-- start The input --
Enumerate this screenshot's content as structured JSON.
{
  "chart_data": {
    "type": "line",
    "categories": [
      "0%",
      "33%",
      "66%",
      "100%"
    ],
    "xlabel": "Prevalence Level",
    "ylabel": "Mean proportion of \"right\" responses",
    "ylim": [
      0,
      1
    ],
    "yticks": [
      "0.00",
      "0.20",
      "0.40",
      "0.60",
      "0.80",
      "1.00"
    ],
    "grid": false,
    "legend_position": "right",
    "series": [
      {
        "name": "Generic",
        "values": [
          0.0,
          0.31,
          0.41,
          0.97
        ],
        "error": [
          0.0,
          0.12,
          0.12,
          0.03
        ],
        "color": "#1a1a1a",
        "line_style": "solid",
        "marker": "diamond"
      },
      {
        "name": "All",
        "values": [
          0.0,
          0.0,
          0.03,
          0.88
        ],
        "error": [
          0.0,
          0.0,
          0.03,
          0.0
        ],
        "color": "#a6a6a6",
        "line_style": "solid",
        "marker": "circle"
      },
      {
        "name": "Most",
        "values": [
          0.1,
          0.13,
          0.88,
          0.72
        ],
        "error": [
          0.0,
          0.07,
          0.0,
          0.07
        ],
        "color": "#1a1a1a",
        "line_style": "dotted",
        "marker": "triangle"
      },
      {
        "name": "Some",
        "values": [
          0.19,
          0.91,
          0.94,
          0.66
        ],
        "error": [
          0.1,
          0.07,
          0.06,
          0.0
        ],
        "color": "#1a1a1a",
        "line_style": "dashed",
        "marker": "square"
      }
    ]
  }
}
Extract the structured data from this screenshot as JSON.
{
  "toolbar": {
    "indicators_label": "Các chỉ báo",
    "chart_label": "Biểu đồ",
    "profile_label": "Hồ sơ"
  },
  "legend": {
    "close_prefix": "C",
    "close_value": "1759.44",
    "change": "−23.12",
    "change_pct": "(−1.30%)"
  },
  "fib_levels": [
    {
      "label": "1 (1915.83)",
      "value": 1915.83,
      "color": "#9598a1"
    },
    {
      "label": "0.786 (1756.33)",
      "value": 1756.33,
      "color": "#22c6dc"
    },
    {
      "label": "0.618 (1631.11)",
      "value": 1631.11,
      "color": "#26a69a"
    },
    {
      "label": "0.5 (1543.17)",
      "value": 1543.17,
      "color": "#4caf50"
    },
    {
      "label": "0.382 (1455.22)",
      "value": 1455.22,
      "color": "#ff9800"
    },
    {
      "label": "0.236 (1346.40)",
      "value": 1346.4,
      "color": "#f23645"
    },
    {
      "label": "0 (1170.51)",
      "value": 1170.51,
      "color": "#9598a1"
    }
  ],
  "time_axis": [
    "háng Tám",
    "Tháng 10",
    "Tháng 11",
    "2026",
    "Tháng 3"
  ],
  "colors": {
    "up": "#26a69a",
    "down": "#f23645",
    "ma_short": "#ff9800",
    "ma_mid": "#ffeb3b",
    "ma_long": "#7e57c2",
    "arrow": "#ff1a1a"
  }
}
-- end The input --
- Work to do: Look through the data above. Find each line with the string "name" and copy it.

- The result:
        "name": "Generic",
        "name": "All",
        "name": "Most",
        "name": "Some",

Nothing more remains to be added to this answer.